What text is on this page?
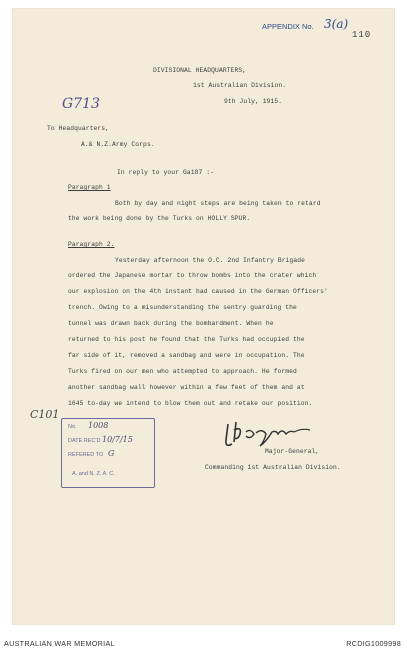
APPENDIX No. 3(a)
110
G713
DIVISIONAL HEADQUARTERS,
1st Australian Division.
9th July, 1915.
To Headquarters,
A.& N.Z.Army Corps.
In reply to your Ga187 :-
Paragraph 1
Both by day and night steps are being taken to retard
the work being done by the Turks on HOLLY SPUR.
Paragraph 2.
Yesterday afternoon the O.C. 2nd Infantry Brigade
ordered the Japanese mortar to throw bombs into the crater which
our explosion on the 4th instant had caused in the German Officers'
trench. Owing to a misunderstanding the sentry guarding the
tunnel was drawn back during the bombardment. When he
returned to his post he found that the Turks had occupied the
far side of it, removed a sandbag and were in occupation. The
Turks fired on our men who attempted to approach. He formed
another sandbag wall however within a few feet of them and at
1645 to-day we intend to blow them out and retake our position.
C101
No. 1008
DATE REC'D 10/7/15
REFERED TO G
A. and N. Z. A. C.
Major-General,
Commanding 1st Australian Division.
AUSTRALIAN WAR MEMORIAL	RCDIG1009998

• _What the exercise asks_:
Print out the lines exactly, skipping any picture.

• _Task response_:
What text is on this page?
APPENDIX No. 3(a)
110
G713
DIVISIONAL HEADQUARTERS,
1st Australian Division.
9th July, 1915.
To Headquarters,
A.& N.Z.Army Corps.
In reply to your Ga187 :-
Paragraph 1
Both by day and night steps are being taken to retard
the work being done by the Turks on HOLLY SPUR.
Paragraph 2.
Yesterday afternoon the O.C. 2nd Infantry Brigade
ordered the Japanese mortar to throw bombs into the crater which
our explosion on the 4th instant had caused in the German Officers'
trench. Owing to a misunderstanding the sentry guarding the
tunnel was drawn back during the bombardment. When he
returned to his post he found that the Turks had occupied the
far side of it, removed a sandbag and were in occupation. The
Turks fired on our men who attempted to approach. He formed
another sandbag wall however within a few feet of them and at
1645 to-day we intend to blow them out and retake our position.
C101
No. 1008
DATE REC'D 10/7/15
REFERED TO G
A. and N. Z. A. C.
Major-General,
Commanding 1st Australian Division.
AUSTRALIAN WAR MEMORIAL	RCDIG1009998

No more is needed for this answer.